### Requirements
Check every line of the material below for the string "лица", and return the ones that have it.

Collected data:
— begin —
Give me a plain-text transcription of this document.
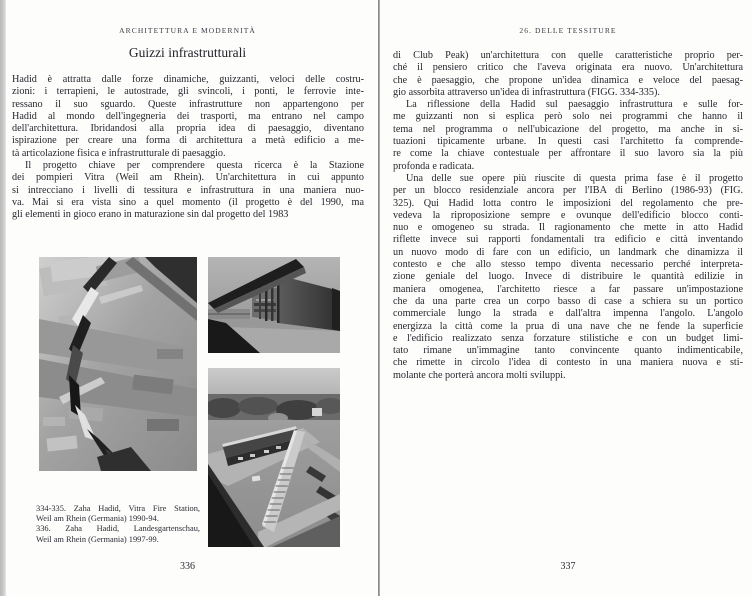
ARCHITETTURA E MODERNITÀ
Guizzi infrastrutturali
Hadid è attratta dalle forze dinamiche, guizzanti, veloci delle costru-
zioni: i terrapieni, le autostrade, gli svincoli, i ponti, le ferrovie inte-
ressano il suo sguardo. Queste infrastrutture non appartengono per
Hadid al mondo dell'ingegneria dei trasporti, ma entrano nel campo
dell'architettura. Ibridandosi alla propria idea di paesaggio, diventano
ispirazione per creare una forma di architettura a metà edificio a me-
tà articolazione fisica e infrastrutturale di paesaggio.
Il progetto chiave per comprendere questa ricerca è la Stazione
dei pompieri Vitra (Weil am Rhein). Un'architettura in cui appunto
si intrecciano i livelli di tessitura e infrastruttura in una maniera nuo-
va. Mai si era vista sino a quel momento (il progetto è del 1990, ma
gli elementi in gioco erano in maturazione sin dal progetto del 1983
334-335. Zaha Hadid, Vitra Fire Station,
Weil am Rhein (Germania) 1990-94.
336. Zaha Hadid, Landesgartenschau,
Weil am Rhein (Germania) 1997-99.
336
26. DELLE TESSITURE
di Club Peak) un'architettura con quelle caratteristiche proprio per-
ché il pensiero critico che l'aveva originata era nuovo. Un'architettura
che è paesaggio, che propone un'idea dinamica e veloce del paesag-
gio assorbita attraverso un'idea di infrastruttura (FIGG. 334-335).
La riflessione della Hadid sul paesaggio infrastruttura e sulle for-
me guizzanti non si esplica però solo nei programmi che hanno il
tema nel programma o nell'ubicazione del progetto, ma anche in si-
tuazioni tipicamente urbane. In questi casi l'architetto fa comprende-
re come la chiave contestuale per affrontare il suo lavoro sia la più
profonda e radicata.
Una delle sue opere più riuscite di questa prima fase è il progetto
per un blocco residenziale ancora per l'IBA di Berlino (1986-93) (FIG.
325). Qui Hadid lotta contro le imposizioni del regolamento che pre-
vedeva la riproposizione sempre e ovunque dell'edificio blocco conti-
nuo e omogeneo su strada. Il ragionamento che mette in atto Hadid
riflette invece sui rapporti fondamentali tra edificio e città inventando
un nuovo modo di fare con un edificio, un landmark che dinamizza il
contesto e che allo stesso tempo diventa necessario perché interpreta-
zione geniale del luogo. Invece di distribuire le quantità edilizie in
maniera omogenea, l'architetto riesce a far passare un'impostazione
che da una parte crea un corpo basso di case a schiera su un portico
commerciale lungo la strada e dall'altra impenna l'angolo. L'angolo
energizza la città come la prua di una nave che ne fende la superficie
e l'edificio realizzato senza forzature stilistiche e con un budget limi-
tato rimane un'immagine tanto convincente quanto indimenticabile,
che rimette in circolo l'idea di contesto in una maniera nuova e sti-
molante che porterà ancora molti sviluppi.
337
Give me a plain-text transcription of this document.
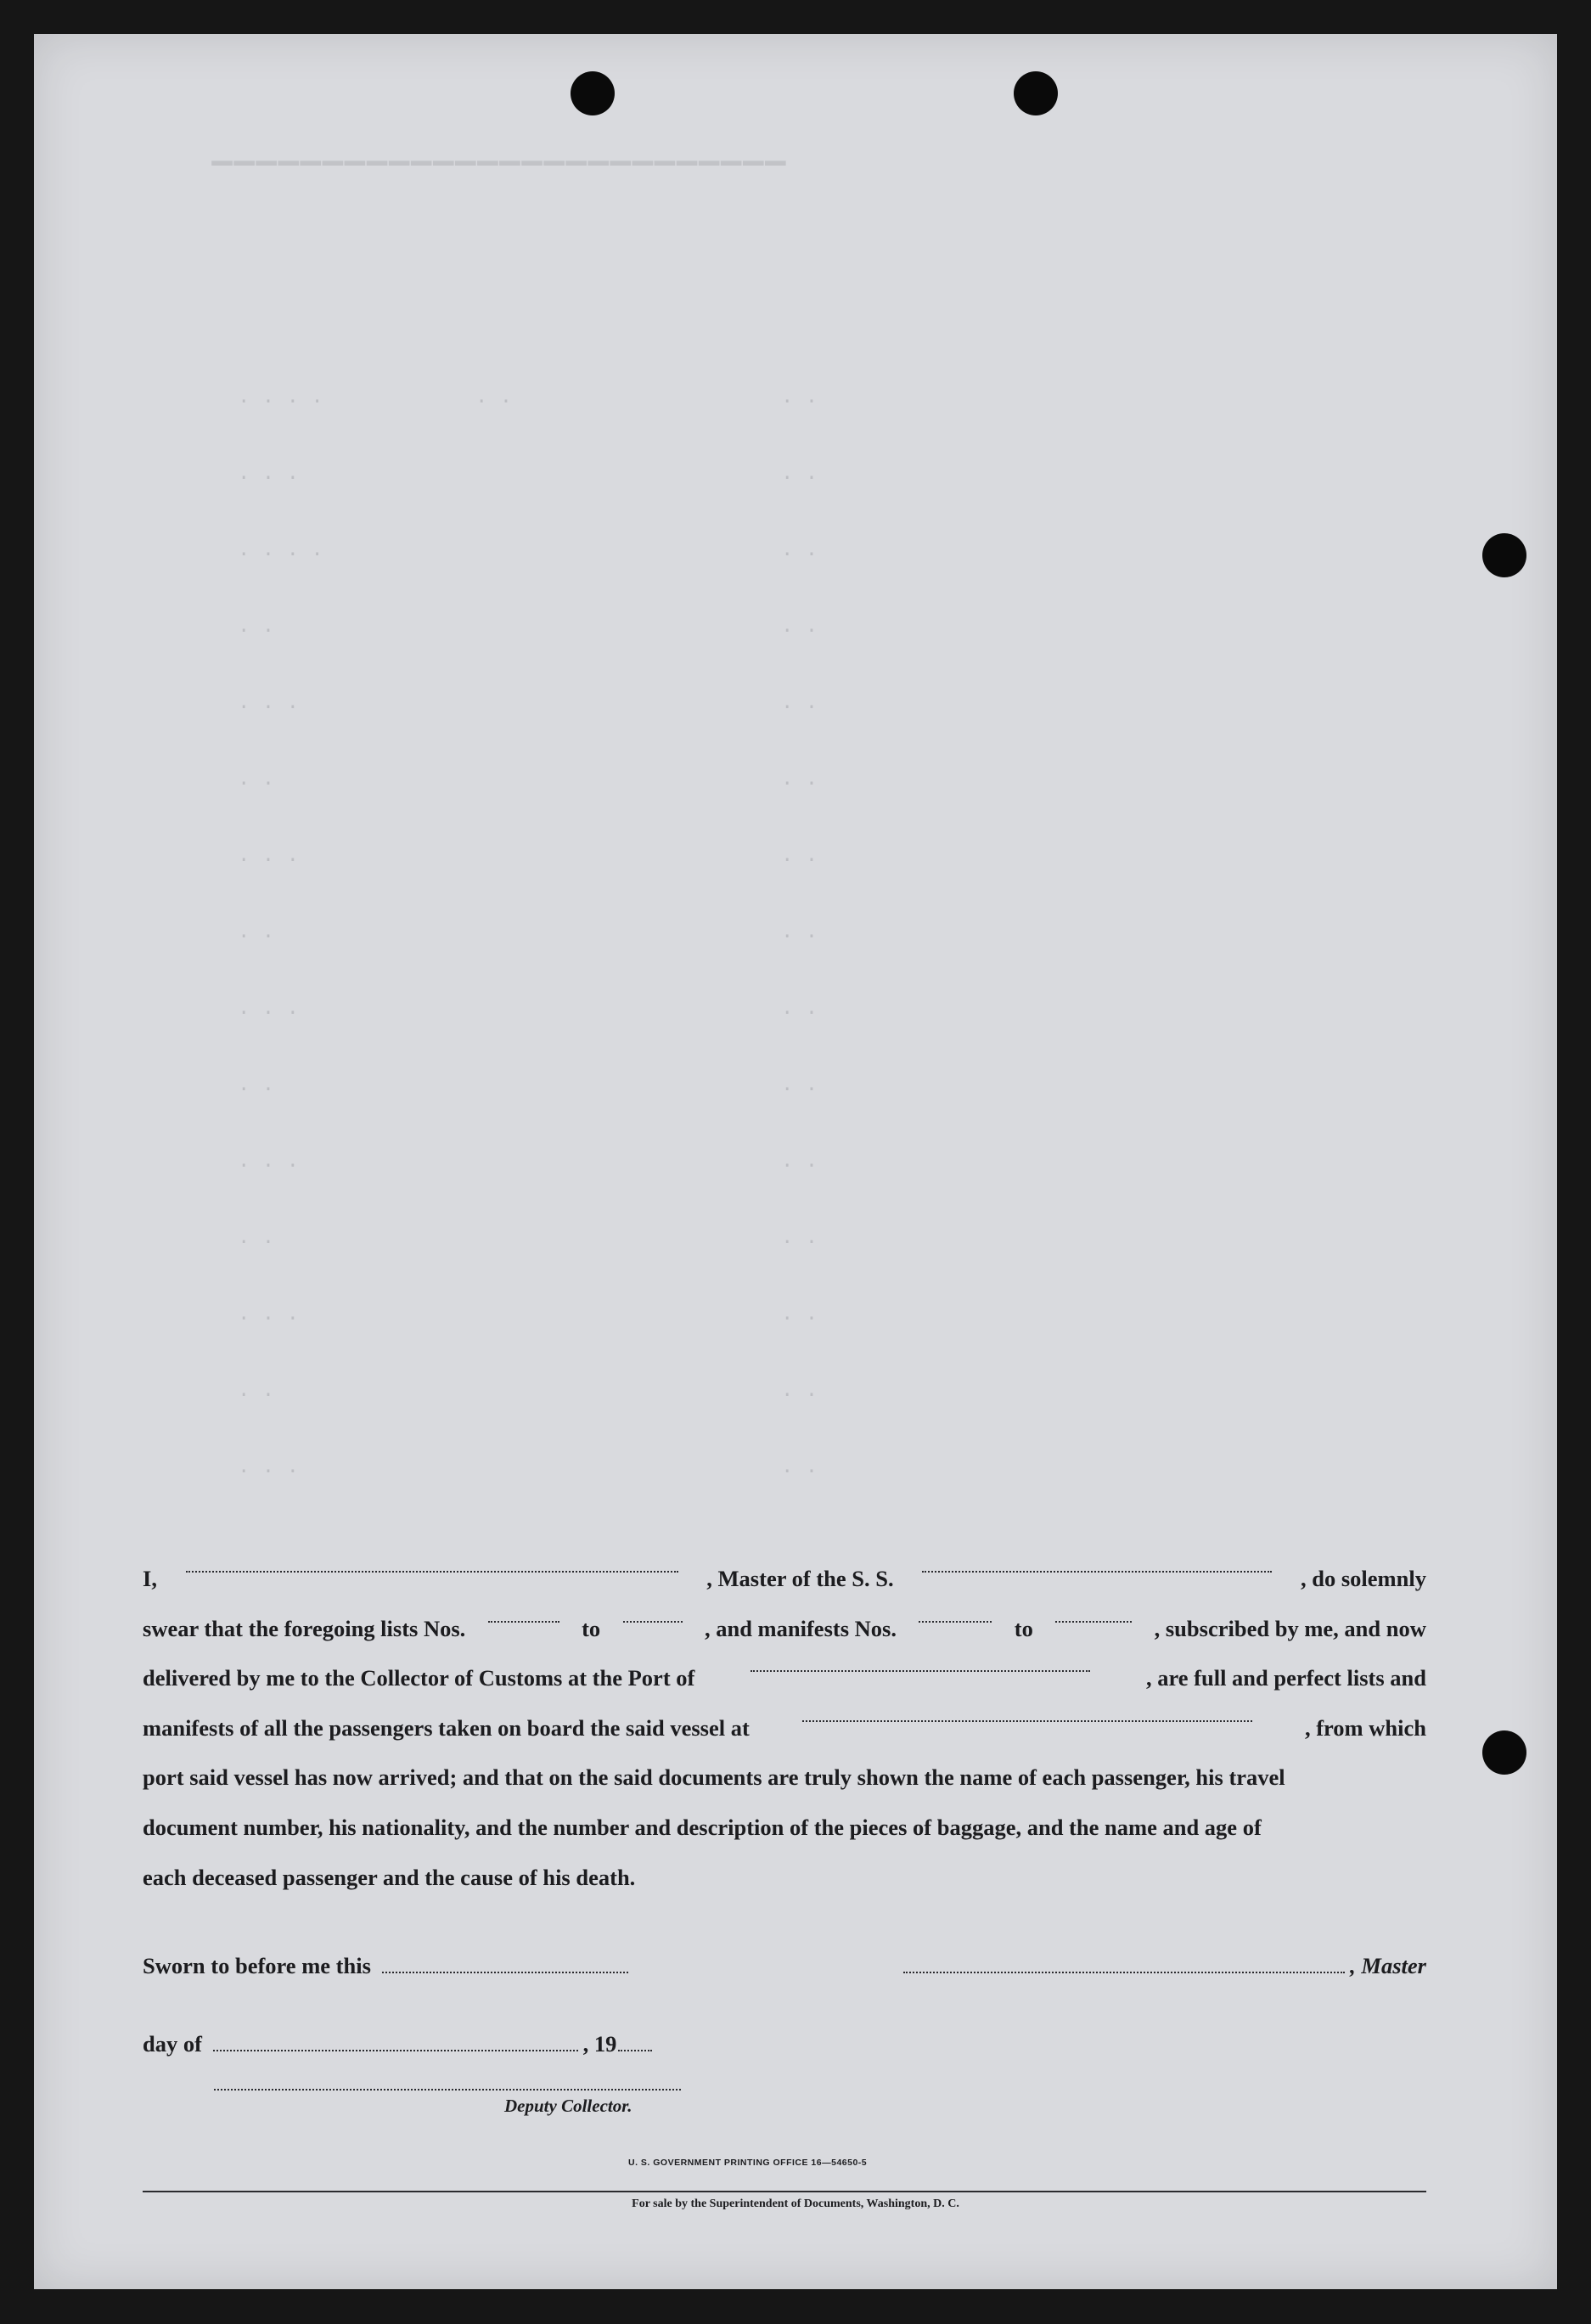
▁▁▁▁▁▁▁▁▁▁▁▁▁▁▁▁▁▁▁▁▁▁▁▁▁▁
· · · ·	· ·	· ·
· · ·	· ·
· · · ·	· ·
· ·	· ·
· · ·	· ·
· ·	· ·
· · ·	· ·
· ·	· ·
· · ·	· ·
· ·	· ·
· · ·	· ·
· ·	· ·
· · ·	· ·
· ·	· ·
· · ·	· ·
I,	, Master of the S. S.	, do solemnly
swear that the foregoing lists Nos.	to	, and manifests Nos.	to	, subscribed by me, and now
delivered by me to the Collector of Customs at the Port of	, are full and perfect lists and
manifests of all the passengers taken on board the said vessel at	, from which
port said vessel has now arrived; and that on the said documents are truly shown the name of each passenger, his travel
document number, his nationality, and the number and description of the pieces of baggage, and the name and age of
each deceased passenger and the cause of his death.
Sworn to before me this	, Master
day of	, 19
Deputy Collector.
U. S. GOVERNMENT PRINTING OFFICE 16—54650-5
For sale by the Superintendent of Documents, Washington, D. C.
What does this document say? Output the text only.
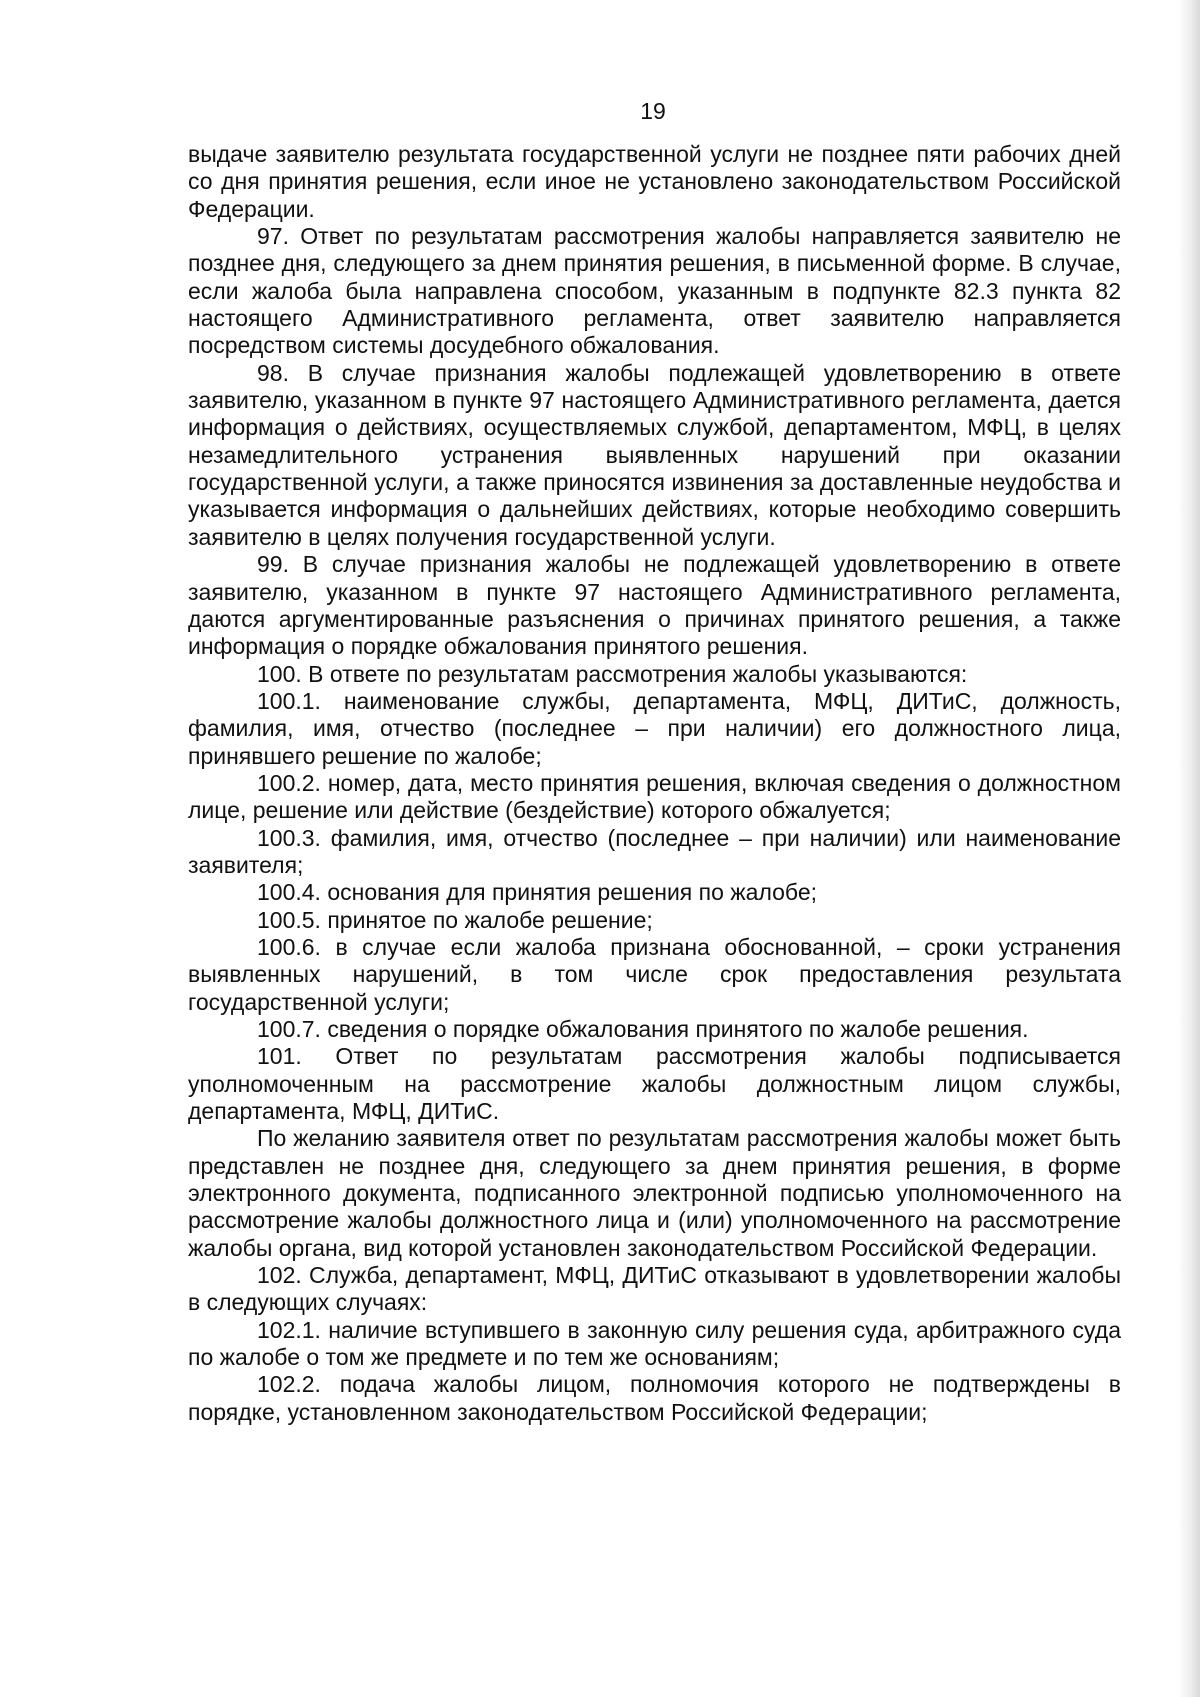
19

выдаче заявителю результата государственной услуги не позднее пяти рабочих дней со дня принятия решения, если иное не установлено законодательством Российской Федерации.

97. Ответ по результатам рассмотрения жалобы направляется заявителю не позднее дня, следующего за днем принятия решения, в письменной форме. В случае, если жалоба была направлена способом, указанным в подпункте 82.3 пункта 82 настоящего Административного регламента, ответ заявителю направляется посредством системы досудебного обжалования.

98. В случае признания жалобы подлежащей удовлетворению в ответе заявителю, указанном в пункте 97 настоящего Административного регламента, дается информация о действиях, осуществляемых службой, департаментом, МФЦ, в целях незамедлительного устранения выявленных нарушений при оказании государственной услуги, а также приносятся извинения за доставленные неудобства и указывается информация о дальнейших действиях, которые необходимо совершить заявителю в целях получения государственной услуги.

99. В случае признания жалобы не подлежащей удовлетворению в ответе заявителю, указанном в пункте 97 настоящего Административного регламента, даются аргументированные разъяснения о причинах принятого решения, а также информация о порядке обжалования принятого решения.

100. В ответе по результатам рассмотрения жалобы указываются:

100.1. наименование службы, департамента, МФЦ, ДИТиС, должность, фамилия, имя, отчество (последнее – при наличии) его должностного лица, принявшего решение по жалобе;

100.2. номер, дата, место принятия решения, включая сведения о должностном лице, решение или действие (бездействие) которого обжалуется;

100.3. фамилия, имя, отчество (последнее – при наличии) или наименование заявителя;

100.4. основания для принятия решения по жалобе;

100.5. принятое по жалобе решение;

100.6. в случае если жалоба признана обоснованной, – сроки устранения выявленных нарушений, в том числе срок предоставления результата государственной услуги;

100.7. сведения о порядке обжалования принятого по жалобе решения.

101. Ответ по результатам рассмотрения жалобы подписывается уполномоченным на рассмотрение жалобы должностным лицом службы, департамента, МФЦ, ДИТиС.

По желанию заявителя ответ по результатам рассмотрения жалобы может быть представлен не позднее дня, следующего за днем принятия решения, в форме электронного документа, подписанного электронной подписью уполномоченного на рассмотрение жалобы должностного лица и (или) уполномоченного на рассмотрение жалобы органа, вид которой установлен законодательством Российской Федерации.

102. Служба, департамент, МФЦ, ДИТиС отказывают в удовлетворении жалобы в следующих случаях:

102.1. наличие вступившего в законную силу решения суда, арбитражного суда по жалобе о том же предмете и по тем же основаниям;

102.2. подача жалобы лицом, полномочия которого не подтверждены в порядке, установленном законодательством Российской Федерации;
— end —
### Exercise answer
100.1. наименование службы, департамента, МФЦ, ДИТиС, должность, фамилия, имя, отчество (последнее – при наличии) его должностного лица, принявшего решение по жалобе;
По желанию заявителя ответ по результатам рассмотрения жалобы может быть представлен не позднее дня, следующего за днем принятия решения, в форме электронного документа, подписанного электронной подписью уполномоченного на рассмотрение жалобы должностного лица и (или) уполномоченного на рассмотрение жалобы органа, вид которой установлен законодательством Российской Федерации.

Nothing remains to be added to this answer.